§ **Collected data entries**
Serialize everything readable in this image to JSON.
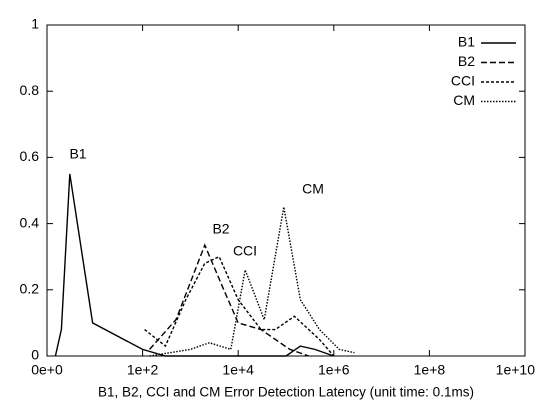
{
  "chart_data": {
    "type": "line",
    "xlabel": "B1, B2, CCI and CM Error Detection Latency (unit time: 0.1ms)",
    "xscale": "log",
    "xlim": [
      1,
      10000000000
    ],
    "xticks": [
      {
        "value": 1,
        "label": "0e+0"
      },
      {
        "value": 100,
        "label": "1e+2"
      },
      {
        "value": 10000,
        "label": "1e+4"
      },
      {
        "value": 1000000,
        "label": "1e+6"
      },
      {
        "value": 100000000,
        "label": "1e+8"
      },
      {
        "value": 10000000000,
        "label": "1e+10"
      }
    ],
    "ylim": [
      0,
      1
    ],
    "yticks": [
      0,
      0.2,
      0.4,
      0.6,
      0.8,
      1
    ],
    "legend": "top-right",
    "annotations": [
      "B1",
      "B2",
      "CCI",
      "CM"
    ],
    "series": [
      {
        "name": "B1",
        "color": "#000000",
        "dash": "solid",
        "x": [
          1.5,
          2,
          3,
          9,
          100,
          300,
          100000,
          200000,
          400000,
          1000000
        ],
        "values": [
          0,
          0.08,
          0.55,
          0.1,
          0.02,
          0,
          0,
          0.03,
          0.02,
          0
        ]
      },
      {
        "name": "B2",
        "color": "#000000",
        "dash": "dashed",
        "x": [
          140,
          500,
          2000,
          5000,
          10000,
          30000,
          120000,
          300000
        ],
        "values": [
          0.02,
          0.11,
          0.335,
          0.2,
          0.1,
          0.08,
          0.02,
          0
        ]
      },
      {
        "name": "CCI",
        "color": "#000000",
        "dash": "dotted",
        "x": [
          110,
          300,
          800,
          2000,
          4000,
          10000,
          30000,
          60000,
          150000,
          500000,
          1000000
        ],
        "values": [
          0.08,
          0.03,
          0.17,
          0.28,
          0.3,
          0.17,
          0.08,
          0.08,
          0.12,
          0.05,
          0
        ]
      },
      {
        "name": "CM",
        "color": "#000000",
        "dash": "fine-dotted",
        "x": [
          140,
          1000,
          2500,
          7000,
          14000,
          35000,
          90000,
          200000,
          500000,
          1300000,
          2700000
        ],
        "values": [
          0,
          0.02,
          0.04,
          0.02,
          0.26,
          0.11,
          0.45,
          0.17,
          0.08,
          0.02,
          0.01
        ]
      }
    ]
  }
}
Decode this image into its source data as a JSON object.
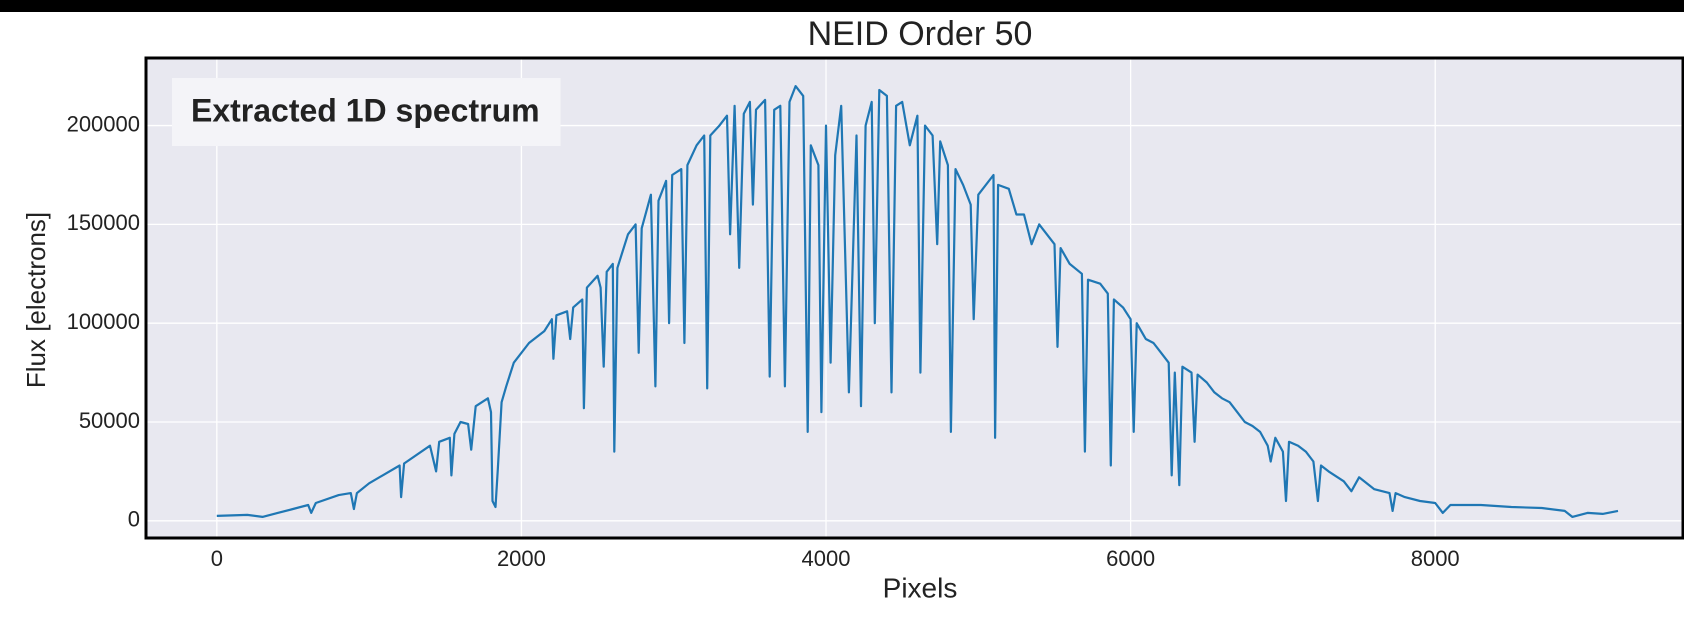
{
  "chart_data": {
    "type": "line",
    "title": "NEID Order 50",
    "x_label": "Pixels",
    "y_label": "Flux [electrons]",
    "x": [
      0,
      200,
      300,
      400,
      500,
      600,
      620,
      650,
      800,
      880,
      900,
      920,
      1000,
      1200,
      1210,
      1230,
      1400,
      1440,
      1460,
      1530,
      1540,
      1560,
      1600,
      1650,
      1670,
      1700,
      1780,
      1800,
      1810,
      1830,
      1845,
      1870,
      1900,
      1950,
      2050,
      2150,
      2200,
      2210,
      2230,
      2300,
      2320,
      2340,
      2400,
      2410,
      2430,
      2500,
      2520,
      2540,
      2560,
      2600,
      2610,
      2630,
      2700,
      2750,
      2770,
      2790,
      2850,
      2880,
      2900,
      2950,
      2970,
      2990,
      3050,
      3070,
      3090,
      3150,
      3200,
      3220,
      3240,
      3300,
      3350,
      3370,
      3400,
      3430,
      3460,
      3500,
      3520,
      3540,
      3600,
      3630,
      3660,
      3700,
      3730,
      3760,
      3800,
      3850,
      3880,
      3900,
      3950,
      3970,
      4000,
      4030,
      4060,
      4100,
      4150,
      4200,
      4230,
      4260,
      4300,
      4320,
      4350,
      4400,
      4430,
      4460,
      4500,
      4550,
      4600,
      4620,
      4650,
      4700,
      4730,
      4750,
      4800,
      4820,
      4850,
      4900,
      4950,
      4970,
      5000,
      5100,
      5110,
      5130,
      5200,
      5250,
      5300,
      5350,
      5400,
      5500,
      5520,
      5540,
      5600,
      5680,
      5700,
      5720,
      5800,
      5850,
      5870,
      5890,
      5950,
      6000,
      6020,
      6040,
      6100,
      6150,
      6200,
      6250,
      6270,
      6290,
      6320,
      6340,
      6400,
      6420,
      6440,
      6500,
      6550,
      6600,
      6650,
      6700,
      6750,
      6800,
      6850,
      6900,
      6920,
      6950,
      7000,
      7020,
      7040,
      7100,
      7150,
      7200,
      7230,
      7250,
      7300,
      7400,
      7450,
      7500,
      7600,
      7700,
      7720,
      7740,
      7800,
      7900,
      8000,
      8050,
      8100,
      8300,
      8500,
      8700,
      8850,
      8900,
      9000,
      9100,
      9200
    ],
    "series": [
      {
        "name": "Extracted 1D spectrum",
        "color": "#1f77b4",
        "values": [
          2500,
          3000,
          2000,
          4000,
          6000,
          8000,
          4000,
          9000,
          13000,
          14000,
          6000,
          14000,
          19000,
          28000,
          12000,
          29000,
          38000,
          25000,
          40000,
          42000,
          23000,
          44000,
          50000,
          49000,
          36000,
          58000,
          62000,
          55000,
          10000,
          7000,
          26000,
          60000,
          68000,
          80000,
          90000,
          96000,
          102000,
          82000,
          104000,
          106000,
          92000,
          108000,
          112000,
          57000,
          118000,
          124000,
          118000,
          78000,
          126000,
          130000,
          35000,
          128000,
          145000,
          150000,
          85000,
          148000,
          165000,
          68000,
          162000,
          172000,
          100000,
          175000,
          178000,
          90000,
          180000,
          190000,
          195000,
          67000,
          195000,
          200000,
          205000,
          145000,
          210000,
          128000,
          206000,
          212000,
          160000,
          208000,
          213000,
          73000,
          208000,
          210000,
          68000,
          212000,
          220000,
          215000,
          45000,
          190000,
          180000,
          55000,
          200000,
          80000,
          185000,
          210000,
          65000,
          195000,
          58000,
          200000,
          212000,
          100000,
          218000,
          215000,
          65000,
          210000,
          212000,
          190000,
          205000,
          75000,
          200000,
          195000,
          140000,
          192000,
          180000,
          45000,
          178000,
          170000,
          160000,
          102000,
          165000,
          175000,
          42000,
          170000,
          168000,
          155000,
          155000,
          140000,
          150000,
          140000,
          88000,
          138000,
          130000,
          125000,
          35000,
          122000,
          120000,
          115000,
          28000,
          112000,
          108000,
          102000,
          45000,
          100000,
          92000,
          90000,
          85000,
          80000,
          23000,
          75000,
          18000,
          78000,
          75000,
          40000,
          74000,
          70000,
          65000,
          62000,
          60000,
          55000,
          50000,
          48000,
          45000,
          38000,
          30000,
          42000,
          35000,
          10000,
          40000,
          38000,
          35000,
          30000,
          10000,
          28000,
          25000,
          20000,
          15000,
          22000,
          16000,
          14000,
          5000,
          14000,
          12000,
          10000,
          9000,
          4000,
          8000,
          8000,
          7000,
          6500,
          5000,
          2000,
          4000,
          3500,
          5000
        ]
      }
    ],
    "xlim": [
      -465,
      9627
    ],
    "ylim": [
      -8700,
      234200
    ],
    "xticks": [
      0,
      2000,
      4000,
      6000,
      8000
    ],
    "yticks": [
      0,
      50000,
      100000,
      150000,
      200000
    ],
    "grid": true,
    "legend": "upper left"
  }
}
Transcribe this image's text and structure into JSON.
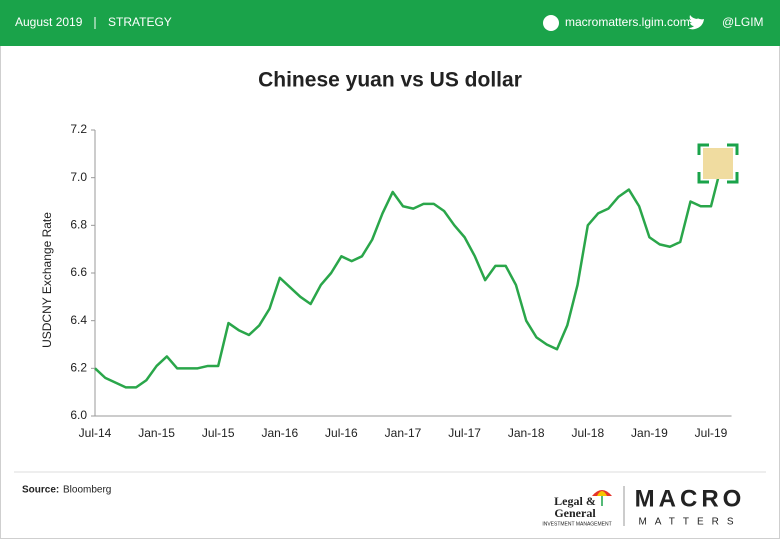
{
  "header": {
    "date": "August 2019",
    "section": "STRATEGY",
    "website": "macromatters.lgim.com",
    "twitter": "@LGIM"
  },
  "chart_data": {
    "type": "line",
    "title": "Chinese yuan vs US dollar",
    "y_label": "USDCNY Exchange Rate",
    "categories": [
      "Jul-14",
      null,
      null,
      null,
      null,
      null,
      "Jan-15",
      null,
      null,
      null,
      null,
      null,
      "Jul-15",
      null,
      null,
      null,
      null,
      null,
      "Jan-16",
      null,
      null,
      null,
      null,
      null,
      "Jul-16",
      null,
      null,
      null,
      null,
      null,
      "Jan-17",
      null,
      null,
      null,
      null,
      null,
      "Jul-17",
      null,
      null,
      null,
      null,
      null,
      "Jan-18",
      null,
      null,
      null,
      null,
      null,
      "Jul-18",
      null,
      null,
      null,
      null,
      null,
      "Jan-19",
      null,
      null,
      null,
      null,
      null,
      "Jul-19",
      null
    ],
    "values": [
      6.2,
      6.16,
      6.14,
      6.12,
      6.12,
      6.15,
      6.21,
      6.25,
      6.2,
      6.2,
      6.2,
      6.21,
      6.21,
      6.39,
      6.36,
      6.34,
      6.38,
      6.45,
      6.58,
      6.54,
      6.5,
      6.47,
      6.55,
      6.6,
      6.67,
      6.65,
      6.67,
      6.74,
      6.85,
      6.94,
      6.88,
      6.87,
      6.89,
      6.89,
      6.86,
      6.8,
      6.75,
      6.67,
      6.57,
      6.63,
      6.63,
      6.55,
      6.4,
      6.33,
      6.3,
      6.28,
      6.38,
      6.55,
      6.8,
      6.85,
      6.87,
      6.92,
      6.95,
      6.88,
      6.75,
      6.72,
      6.71,
      6.73,
      6.9,
      6.88,
      6.88,
      7.05
    ],
    "color": "#2aa64a",
    "ylim": [
      6.0,
      7.2
    ],
    "yticks": [
      {
        "value": 6.0,
        "label": "6.0"
      },
      6.2,
      6.4,
      6.6,
      6.8,
      {
        "value": 7.0,
        "label": "7.0"
      },
      7.2
    ],
    "grid": false
  },
  "footer": {
    "source_label": "Source:",
    "source": "Bloomberg",
    "brand_top": "Legal &",
    "brand_bottom": "General",
    "brand_sub": "INVESTMENT MANAGEMENT",
    "macro": "MACRO",
    "matters": "MATTERS"
  }
}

§ **EXERCISE**
Check each line of the records for the word "JSON" and extract those that contain it.

§ **TASK ANSWER**
Serialize everything readable in this image to JSON.
Decode this image into its source data as a JSON object.
Transcribe this image's text and structure into JSON.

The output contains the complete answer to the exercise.